SOURCE RECORDS:
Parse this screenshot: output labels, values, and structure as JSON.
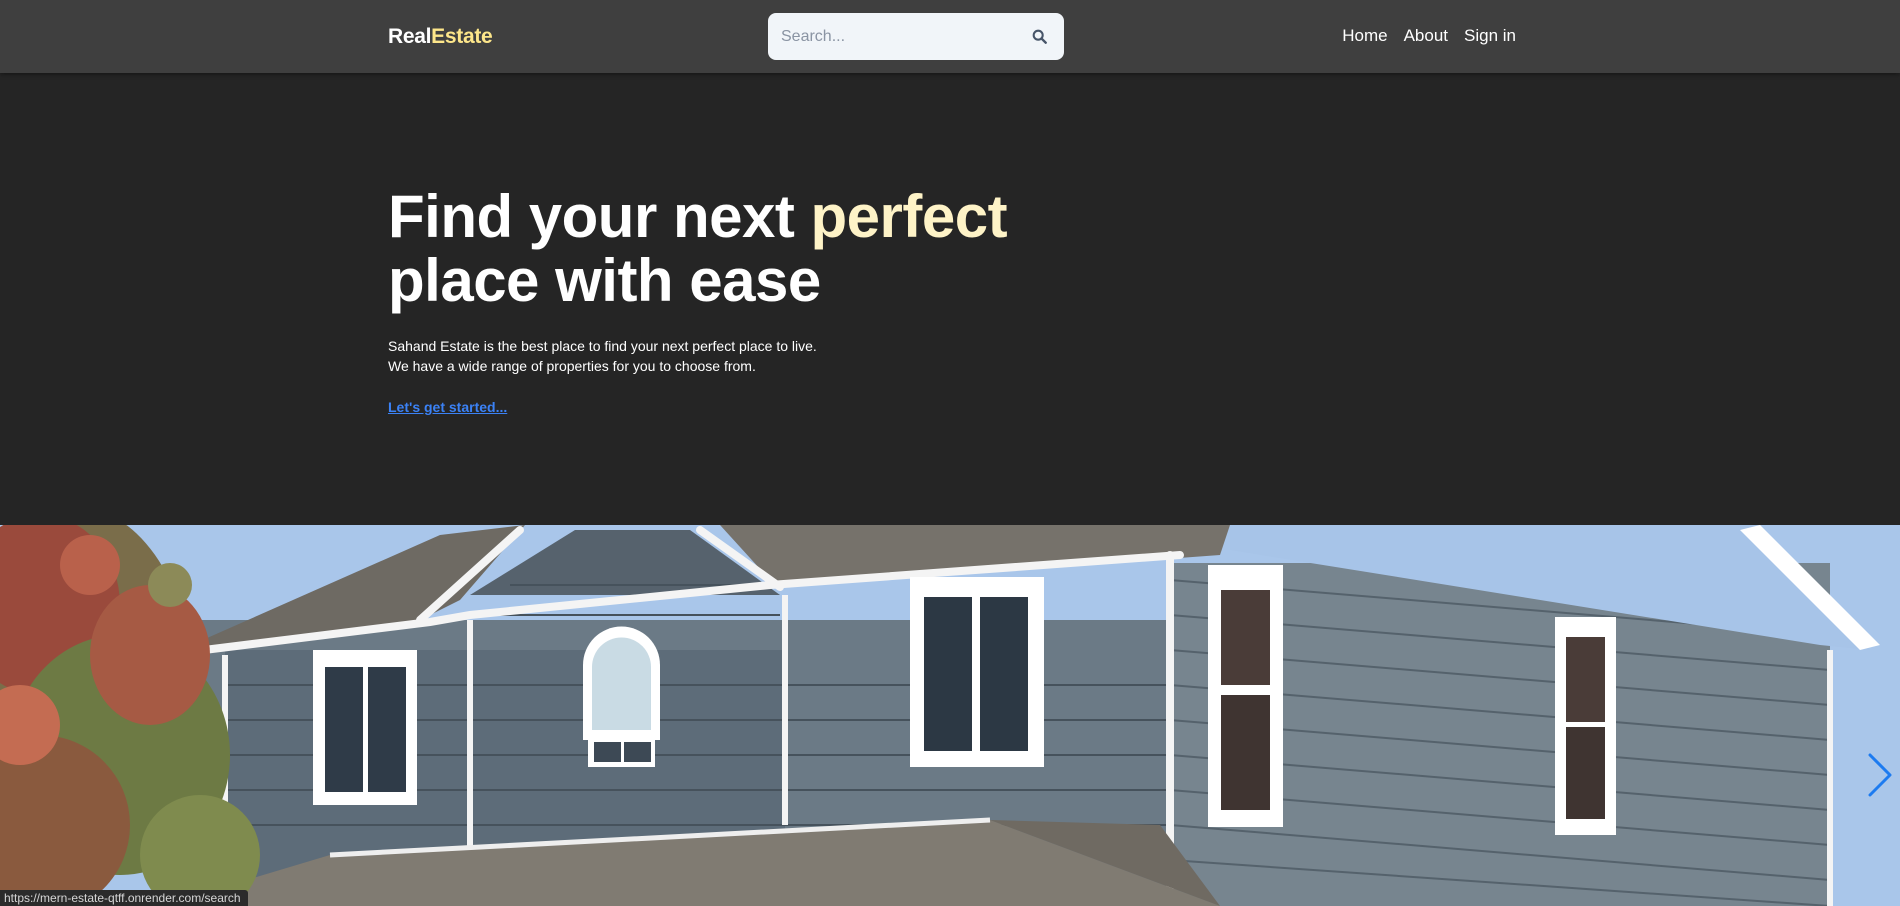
{
  "header": {
    "logo_part1": "Real",
    "logo_part2": "Estate",
    "search_placeholder": "Search...",
    "search_icon": "search-icon",
    "nav": {
      "home": "Home",
      "about": "About",
      "signin": "Sign in"
    }
  },
  "hero": {
    "title_part1": "Find your next ",
    "title_highlight": "perfect",
    "title_part2": "place with ease",
    "description_line1": "Sahand Estate is the best place to find your next perfect place to live.",
    "description_line2": "We have a wide range of properties for you to choose from.",
    "cta": "Let's get started..."
  },
  "slider": {
    "next_icon": "chevron-right-icon"
  },
  "status_bar": {
    "url": "https://mern-estate-qtff.onrender.com/search"
  },
  "colors": {
    "header_bg": "#3f3f3f",
    "page_bg": "#252525",
    "logo_accent": "#fde68a",
    "title_highlight": "#fef3c7",
    "link": "#3b82f6",
    "slider_arrow": "#1d7bf0"
  }
}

TO DO:
Return only the number of lines in the preceding records that contain the string "perfect".

WRITTEN ANSWER:
2